Extract all of the entries and give them again, word for word.

****************

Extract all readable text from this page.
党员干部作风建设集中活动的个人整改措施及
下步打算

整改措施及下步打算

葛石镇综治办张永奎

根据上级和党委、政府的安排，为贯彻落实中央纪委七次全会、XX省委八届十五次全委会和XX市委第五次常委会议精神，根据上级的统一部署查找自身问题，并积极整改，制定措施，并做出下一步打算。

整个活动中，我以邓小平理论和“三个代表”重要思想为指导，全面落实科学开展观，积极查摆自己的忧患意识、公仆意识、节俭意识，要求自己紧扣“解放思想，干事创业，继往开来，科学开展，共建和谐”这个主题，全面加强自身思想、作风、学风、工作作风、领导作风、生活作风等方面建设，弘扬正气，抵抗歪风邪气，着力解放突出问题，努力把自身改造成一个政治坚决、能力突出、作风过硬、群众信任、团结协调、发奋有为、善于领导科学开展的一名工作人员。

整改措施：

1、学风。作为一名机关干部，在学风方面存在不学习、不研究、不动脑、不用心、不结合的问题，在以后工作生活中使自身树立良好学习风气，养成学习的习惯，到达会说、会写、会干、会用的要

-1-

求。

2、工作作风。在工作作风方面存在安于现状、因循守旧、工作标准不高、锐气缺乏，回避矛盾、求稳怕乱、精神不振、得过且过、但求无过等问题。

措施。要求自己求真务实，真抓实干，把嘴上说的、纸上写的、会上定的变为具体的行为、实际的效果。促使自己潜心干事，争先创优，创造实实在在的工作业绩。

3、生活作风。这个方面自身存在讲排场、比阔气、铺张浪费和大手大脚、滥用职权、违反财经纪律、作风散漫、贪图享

****************

_Exercise result:_
Extract all readable text from this page.
党员干部作风建设集中活动的个人整改措施及
下步打算

整改措施及下步打算

葛石镇综治办张永奎

根据上级和党委、政府的安排，为贯彻落实中央纪委七次全会、XX省委八届十五次全委会和XX市委第五次常委会议精神，根据上级的统一部署查找自身问题，并积极整改，制定措施，并做出下一步打算。

整个活动中，我以邓小平理论和“三个代表”重要思想为指导，全面落实科学开展观，积极查摆自己的忧患意识、公仆意识、节俭意识，要求自己紧扣“解放思想，干事创业，继往开来，科学开展，共建和谐”这个主题，全面加强自身思想、作风、学风、工作作风、领导作风、生活作风等方面建设，弘扬正气，抵抗歪风邪气，着力解放突出问题，努力把自身改造成一个政治坚决、能力突出、作风过硬、群众信任、团结协调、发奋有为、善于领导科学开展的一名工作人员。

整改措施：

1、学风。作为一名机关干部，在学风方面存在不学习、不研究、不动脑、不用心、不结合的问题，在以后工作生活中使自身树立良好学习风气，养成学习的习惯，到达会说、会写、会干、会用的要

-1-

求。

2、工作作风。在工作作风方面存在安于现状、因循守旧、工作标准不高、锐气缺乏，回避矛盾、求稳怕乱、精神不振、得过且过、但求无过等问题。

措施。要求自己求真务实，真抓实干，把嘴上说的、纸上写的、会上定的变为具体的行为、实际的效果。促使自己潜心干事，争先创优，创造实实在在的工作业绩。

3、生活作风。这个方面自身存在讲排场、比阔气、铺张浪费和大手大脚、滥用职权、违反财经纪律、作风散漫、贪图享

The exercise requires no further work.